*Challenge*.
Scan the entries below. List each line with "cloud".

*Records*.

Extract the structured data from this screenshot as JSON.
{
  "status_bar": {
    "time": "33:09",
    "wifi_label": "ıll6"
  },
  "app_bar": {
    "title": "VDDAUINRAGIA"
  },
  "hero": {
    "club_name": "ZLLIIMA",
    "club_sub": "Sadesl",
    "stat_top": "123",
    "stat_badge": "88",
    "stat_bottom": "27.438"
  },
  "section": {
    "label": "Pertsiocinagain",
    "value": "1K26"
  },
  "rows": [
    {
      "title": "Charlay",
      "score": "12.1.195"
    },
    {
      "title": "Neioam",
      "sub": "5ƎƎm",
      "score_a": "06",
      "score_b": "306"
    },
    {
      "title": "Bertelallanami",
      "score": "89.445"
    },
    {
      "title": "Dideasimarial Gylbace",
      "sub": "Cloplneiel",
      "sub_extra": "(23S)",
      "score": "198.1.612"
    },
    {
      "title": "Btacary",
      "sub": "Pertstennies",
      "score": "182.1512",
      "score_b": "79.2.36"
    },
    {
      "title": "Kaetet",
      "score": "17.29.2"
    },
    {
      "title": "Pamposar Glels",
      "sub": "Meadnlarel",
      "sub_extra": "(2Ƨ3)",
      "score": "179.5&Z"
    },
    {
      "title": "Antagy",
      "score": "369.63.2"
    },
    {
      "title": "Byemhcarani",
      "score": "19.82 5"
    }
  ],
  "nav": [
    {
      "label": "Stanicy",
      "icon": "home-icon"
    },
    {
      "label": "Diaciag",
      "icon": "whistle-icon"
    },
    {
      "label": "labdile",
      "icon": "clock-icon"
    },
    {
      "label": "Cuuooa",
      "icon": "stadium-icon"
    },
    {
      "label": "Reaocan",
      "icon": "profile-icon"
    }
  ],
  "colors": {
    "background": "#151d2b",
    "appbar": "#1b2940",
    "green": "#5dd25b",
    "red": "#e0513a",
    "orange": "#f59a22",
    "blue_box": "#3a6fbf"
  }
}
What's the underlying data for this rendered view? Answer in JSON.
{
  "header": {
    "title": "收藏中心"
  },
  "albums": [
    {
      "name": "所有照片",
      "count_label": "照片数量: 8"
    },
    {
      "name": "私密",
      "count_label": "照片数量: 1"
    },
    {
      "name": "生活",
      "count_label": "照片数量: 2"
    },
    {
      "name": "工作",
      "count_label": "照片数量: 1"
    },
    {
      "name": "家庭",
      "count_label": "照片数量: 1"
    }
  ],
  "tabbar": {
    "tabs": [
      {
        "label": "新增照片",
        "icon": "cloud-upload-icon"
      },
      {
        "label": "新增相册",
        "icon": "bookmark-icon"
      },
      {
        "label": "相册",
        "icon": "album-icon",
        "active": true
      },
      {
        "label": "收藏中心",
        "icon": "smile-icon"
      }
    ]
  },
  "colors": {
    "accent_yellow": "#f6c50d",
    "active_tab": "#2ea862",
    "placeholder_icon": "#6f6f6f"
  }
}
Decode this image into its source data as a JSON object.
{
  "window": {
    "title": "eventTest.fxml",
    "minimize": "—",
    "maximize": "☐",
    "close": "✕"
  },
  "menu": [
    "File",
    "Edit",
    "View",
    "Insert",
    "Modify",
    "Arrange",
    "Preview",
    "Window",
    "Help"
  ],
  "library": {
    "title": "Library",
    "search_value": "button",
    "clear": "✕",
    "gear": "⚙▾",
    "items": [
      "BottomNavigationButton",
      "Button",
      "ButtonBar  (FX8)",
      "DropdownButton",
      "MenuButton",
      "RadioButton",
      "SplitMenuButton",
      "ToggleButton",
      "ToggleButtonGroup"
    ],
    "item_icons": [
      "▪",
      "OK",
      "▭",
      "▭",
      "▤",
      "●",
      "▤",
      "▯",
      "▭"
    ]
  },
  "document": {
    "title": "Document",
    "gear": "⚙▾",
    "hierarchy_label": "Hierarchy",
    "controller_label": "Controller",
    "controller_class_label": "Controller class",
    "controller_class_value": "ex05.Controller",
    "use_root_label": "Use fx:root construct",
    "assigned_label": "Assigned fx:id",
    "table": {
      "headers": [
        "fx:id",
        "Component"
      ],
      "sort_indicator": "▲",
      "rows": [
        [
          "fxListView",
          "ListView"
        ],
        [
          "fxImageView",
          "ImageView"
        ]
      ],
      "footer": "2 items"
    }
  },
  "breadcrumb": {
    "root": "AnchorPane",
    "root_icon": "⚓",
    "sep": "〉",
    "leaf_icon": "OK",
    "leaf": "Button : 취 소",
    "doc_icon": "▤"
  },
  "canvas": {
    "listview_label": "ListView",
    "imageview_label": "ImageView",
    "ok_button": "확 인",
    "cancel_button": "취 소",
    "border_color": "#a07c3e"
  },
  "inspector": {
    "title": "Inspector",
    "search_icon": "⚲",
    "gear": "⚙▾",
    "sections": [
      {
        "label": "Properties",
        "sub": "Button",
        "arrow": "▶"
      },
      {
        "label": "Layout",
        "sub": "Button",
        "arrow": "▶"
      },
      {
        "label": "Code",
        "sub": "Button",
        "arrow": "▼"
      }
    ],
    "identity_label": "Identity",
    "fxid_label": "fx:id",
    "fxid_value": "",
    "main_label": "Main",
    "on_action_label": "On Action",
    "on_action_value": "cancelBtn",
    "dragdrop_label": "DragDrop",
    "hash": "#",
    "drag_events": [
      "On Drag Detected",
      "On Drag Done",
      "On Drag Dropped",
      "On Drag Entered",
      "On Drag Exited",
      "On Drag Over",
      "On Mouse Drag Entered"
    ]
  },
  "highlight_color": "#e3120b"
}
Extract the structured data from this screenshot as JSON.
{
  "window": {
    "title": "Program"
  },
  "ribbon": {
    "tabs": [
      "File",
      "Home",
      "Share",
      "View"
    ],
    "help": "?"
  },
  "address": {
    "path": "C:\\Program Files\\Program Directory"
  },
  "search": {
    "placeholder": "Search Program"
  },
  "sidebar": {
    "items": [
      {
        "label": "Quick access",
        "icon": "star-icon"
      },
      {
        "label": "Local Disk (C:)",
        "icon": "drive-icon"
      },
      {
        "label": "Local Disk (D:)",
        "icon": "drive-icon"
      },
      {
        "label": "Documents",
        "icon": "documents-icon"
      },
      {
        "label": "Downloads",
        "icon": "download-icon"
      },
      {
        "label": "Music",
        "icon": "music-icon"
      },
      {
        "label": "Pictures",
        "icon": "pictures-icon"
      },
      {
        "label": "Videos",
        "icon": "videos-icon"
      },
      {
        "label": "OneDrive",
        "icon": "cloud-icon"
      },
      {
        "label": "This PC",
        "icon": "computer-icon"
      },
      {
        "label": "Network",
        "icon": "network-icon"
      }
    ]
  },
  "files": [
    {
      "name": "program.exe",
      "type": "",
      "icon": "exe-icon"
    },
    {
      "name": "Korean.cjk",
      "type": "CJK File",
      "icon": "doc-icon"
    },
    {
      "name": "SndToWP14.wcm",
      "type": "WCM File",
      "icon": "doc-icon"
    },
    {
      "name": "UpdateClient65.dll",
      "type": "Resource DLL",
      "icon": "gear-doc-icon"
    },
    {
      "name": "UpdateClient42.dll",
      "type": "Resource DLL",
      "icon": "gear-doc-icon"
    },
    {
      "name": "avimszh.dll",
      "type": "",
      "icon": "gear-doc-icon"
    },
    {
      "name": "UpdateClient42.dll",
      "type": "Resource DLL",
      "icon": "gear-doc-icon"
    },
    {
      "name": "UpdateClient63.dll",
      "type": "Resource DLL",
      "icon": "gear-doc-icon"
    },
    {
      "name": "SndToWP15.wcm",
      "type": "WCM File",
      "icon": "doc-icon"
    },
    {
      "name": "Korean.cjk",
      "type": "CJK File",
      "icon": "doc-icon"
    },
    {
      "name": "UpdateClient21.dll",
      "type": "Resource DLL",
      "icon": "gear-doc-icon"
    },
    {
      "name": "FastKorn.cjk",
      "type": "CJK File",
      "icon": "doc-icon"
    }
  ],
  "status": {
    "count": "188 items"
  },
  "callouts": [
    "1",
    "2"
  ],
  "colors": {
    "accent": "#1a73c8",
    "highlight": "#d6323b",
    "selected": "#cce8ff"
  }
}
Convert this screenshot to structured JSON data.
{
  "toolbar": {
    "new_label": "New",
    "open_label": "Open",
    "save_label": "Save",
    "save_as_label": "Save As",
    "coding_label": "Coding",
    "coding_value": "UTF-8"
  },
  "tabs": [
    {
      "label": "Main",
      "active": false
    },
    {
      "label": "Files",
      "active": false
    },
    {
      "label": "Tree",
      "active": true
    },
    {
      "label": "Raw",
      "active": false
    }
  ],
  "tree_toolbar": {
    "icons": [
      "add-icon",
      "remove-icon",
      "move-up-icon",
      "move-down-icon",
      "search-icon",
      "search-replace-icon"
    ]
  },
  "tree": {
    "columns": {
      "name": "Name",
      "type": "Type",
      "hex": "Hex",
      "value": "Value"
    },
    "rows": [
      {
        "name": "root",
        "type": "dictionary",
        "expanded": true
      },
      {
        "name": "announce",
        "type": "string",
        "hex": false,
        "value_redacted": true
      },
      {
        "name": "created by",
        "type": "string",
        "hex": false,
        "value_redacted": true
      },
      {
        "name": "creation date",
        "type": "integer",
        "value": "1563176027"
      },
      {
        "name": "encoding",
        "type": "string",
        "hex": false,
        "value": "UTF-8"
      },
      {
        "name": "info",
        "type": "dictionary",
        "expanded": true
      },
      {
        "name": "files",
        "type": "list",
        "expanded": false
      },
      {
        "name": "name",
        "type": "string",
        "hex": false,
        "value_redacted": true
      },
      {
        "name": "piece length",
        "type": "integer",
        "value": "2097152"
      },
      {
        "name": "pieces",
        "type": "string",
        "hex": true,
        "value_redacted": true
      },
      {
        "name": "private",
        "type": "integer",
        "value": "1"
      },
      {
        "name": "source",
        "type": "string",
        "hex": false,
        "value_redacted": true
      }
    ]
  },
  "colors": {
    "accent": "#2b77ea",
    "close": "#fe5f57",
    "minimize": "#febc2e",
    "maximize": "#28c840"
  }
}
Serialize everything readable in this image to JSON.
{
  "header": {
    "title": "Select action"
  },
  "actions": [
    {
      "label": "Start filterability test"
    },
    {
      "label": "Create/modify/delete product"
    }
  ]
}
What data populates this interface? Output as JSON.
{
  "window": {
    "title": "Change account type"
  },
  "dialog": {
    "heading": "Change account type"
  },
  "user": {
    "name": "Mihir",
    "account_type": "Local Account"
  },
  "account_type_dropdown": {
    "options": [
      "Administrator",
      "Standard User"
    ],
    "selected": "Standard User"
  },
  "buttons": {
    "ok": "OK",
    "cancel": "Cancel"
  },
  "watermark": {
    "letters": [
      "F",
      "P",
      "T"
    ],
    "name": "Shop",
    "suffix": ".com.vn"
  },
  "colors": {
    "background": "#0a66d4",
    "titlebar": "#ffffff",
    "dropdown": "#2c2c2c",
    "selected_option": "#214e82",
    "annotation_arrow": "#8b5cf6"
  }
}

*Reply*.
        "icon": "cloud-upload-icon"
        "icon": "cloud-icon"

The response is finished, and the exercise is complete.